(Items from a dataset)
☆ ☆ ☆ ☆ ☆ ☆ ☆

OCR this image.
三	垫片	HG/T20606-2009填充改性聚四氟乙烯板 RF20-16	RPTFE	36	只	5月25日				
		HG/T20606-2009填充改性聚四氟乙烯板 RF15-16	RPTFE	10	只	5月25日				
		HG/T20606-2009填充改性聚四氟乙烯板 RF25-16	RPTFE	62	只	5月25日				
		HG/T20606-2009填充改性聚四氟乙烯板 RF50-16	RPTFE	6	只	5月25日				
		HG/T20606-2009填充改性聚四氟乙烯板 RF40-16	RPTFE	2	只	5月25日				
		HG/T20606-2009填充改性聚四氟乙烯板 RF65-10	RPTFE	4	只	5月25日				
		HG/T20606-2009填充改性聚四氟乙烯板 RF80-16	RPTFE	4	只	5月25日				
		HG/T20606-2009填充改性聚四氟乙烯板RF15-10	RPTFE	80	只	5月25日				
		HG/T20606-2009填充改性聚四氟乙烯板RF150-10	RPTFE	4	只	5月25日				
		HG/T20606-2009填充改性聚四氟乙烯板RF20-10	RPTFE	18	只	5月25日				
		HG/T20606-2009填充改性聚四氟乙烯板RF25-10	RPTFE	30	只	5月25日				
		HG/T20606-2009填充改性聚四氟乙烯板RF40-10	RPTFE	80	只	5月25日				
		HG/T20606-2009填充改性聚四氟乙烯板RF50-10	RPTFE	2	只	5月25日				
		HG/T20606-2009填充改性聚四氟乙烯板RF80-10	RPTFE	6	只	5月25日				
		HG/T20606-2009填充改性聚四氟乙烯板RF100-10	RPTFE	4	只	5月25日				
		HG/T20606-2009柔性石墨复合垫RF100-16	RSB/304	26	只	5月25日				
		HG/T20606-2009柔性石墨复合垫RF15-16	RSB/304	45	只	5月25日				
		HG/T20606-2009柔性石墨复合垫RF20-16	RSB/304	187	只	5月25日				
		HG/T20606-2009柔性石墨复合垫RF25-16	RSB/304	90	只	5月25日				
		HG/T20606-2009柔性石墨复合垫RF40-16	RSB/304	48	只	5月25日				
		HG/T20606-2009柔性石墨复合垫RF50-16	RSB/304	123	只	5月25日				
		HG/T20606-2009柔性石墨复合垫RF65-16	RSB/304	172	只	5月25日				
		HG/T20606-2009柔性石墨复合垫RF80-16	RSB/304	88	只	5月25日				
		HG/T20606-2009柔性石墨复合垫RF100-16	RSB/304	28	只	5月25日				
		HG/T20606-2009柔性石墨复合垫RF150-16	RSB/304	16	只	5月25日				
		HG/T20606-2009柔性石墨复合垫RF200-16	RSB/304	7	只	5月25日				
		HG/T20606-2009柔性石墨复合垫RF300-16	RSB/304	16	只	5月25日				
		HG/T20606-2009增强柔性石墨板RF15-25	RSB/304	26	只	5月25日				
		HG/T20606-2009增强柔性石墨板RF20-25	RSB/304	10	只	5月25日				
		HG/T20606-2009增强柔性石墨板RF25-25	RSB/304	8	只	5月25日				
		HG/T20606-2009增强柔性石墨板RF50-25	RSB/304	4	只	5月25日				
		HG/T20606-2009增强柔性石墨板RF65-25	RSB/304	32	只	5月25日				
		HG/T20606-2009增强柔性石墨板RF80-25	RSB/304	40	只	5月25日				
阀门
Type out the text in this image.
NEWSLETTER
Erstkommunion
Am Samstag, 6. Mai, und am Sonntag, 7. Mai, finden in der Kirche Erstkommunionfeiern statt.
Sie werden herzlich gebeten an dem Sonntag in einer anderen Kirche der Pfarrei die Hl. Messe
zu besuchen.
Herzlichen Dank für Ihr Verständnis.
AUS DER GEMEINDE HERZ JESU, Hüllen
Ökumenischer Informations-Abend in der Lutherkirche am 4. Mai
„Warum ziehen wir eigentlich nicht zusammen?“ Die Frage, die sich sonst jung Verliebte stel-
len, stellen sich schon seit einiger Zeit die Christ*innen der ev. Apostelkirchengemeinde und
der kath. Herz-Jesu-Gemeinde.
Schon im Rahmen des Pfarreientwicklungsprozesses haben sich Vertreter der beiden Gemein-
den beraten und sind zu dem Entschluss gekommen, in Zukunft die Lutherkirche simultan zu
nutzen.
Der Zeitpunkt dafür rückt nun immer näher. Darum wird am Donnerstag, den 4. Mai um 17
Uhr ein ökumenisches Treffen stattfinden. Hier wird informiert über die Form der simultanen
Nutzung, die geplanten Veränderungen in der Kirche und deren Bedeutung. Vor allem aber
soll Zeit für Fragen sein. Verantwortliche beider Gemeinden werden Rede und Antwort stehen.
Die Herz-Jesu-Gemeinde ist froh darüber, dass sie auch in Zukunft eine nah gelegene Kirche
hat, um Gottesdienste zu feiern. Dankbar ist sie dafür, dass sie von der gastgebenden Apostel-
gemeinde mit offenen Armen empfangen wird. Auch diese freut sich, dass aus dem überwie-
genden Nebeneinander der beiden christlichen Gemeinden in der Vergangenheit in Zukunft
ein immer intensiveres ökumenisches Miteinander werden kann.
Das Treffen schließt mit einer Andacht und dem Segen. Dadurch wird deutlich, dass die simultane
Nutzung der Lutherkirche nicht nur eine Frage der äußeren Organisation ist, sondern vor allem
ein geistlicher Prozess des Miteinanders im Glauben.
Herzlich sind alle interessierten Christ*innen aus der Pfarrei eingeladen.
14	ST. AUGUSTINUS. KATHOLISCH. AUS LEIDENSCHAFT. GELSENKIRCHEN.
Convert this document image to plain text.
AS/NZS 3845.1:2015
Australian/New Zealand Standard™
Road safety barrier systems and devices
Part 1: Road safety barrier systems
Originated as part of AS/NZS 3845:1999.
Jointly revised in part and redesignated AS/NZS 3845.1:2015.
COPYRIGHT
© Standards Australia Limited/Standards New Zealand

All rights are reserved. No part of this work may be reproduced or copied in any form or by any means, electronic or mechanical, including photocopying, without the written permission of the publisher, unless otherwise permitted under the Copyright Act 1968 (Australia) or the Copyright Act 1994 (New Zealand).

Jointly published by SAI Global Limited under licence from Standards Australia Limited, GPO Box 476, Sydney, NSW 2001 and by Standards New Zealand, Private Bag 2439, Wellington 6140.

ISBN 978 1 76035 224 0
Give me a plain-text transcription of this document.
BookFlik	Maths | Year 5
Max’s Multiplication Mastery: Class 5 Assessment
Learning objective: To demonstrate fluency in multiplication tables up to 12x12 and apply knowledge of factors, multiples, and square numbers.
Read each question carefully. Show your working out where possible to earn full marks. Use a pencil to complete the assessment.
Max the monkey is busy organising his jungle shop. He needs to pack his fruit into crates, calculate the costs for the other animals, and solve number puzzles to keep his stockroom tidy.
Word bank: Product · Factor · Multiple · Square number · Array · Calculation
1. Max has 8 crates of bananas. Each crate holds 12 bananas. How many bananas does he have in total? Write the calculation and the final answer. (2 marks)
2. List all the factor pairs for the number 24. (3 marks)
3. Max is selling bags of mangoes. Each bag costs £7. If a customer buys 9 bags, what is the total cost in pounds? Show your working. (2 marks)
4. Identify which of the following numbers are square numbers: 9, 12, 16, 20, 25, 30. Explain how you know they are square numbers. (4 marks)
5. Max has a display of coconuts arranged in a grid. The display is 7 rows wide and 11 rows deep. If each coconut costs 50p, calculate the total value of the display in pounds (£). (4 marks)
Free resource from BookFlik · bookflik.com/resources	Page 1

☆ ☆ ☆ ☆ ☆ ☆ ☆

Every line in the data above that contains "document" needs to be copied.

OUTPUT FOR THIS TASK
Convert this document image to plain text.
Give me a plain-text transcription of this document.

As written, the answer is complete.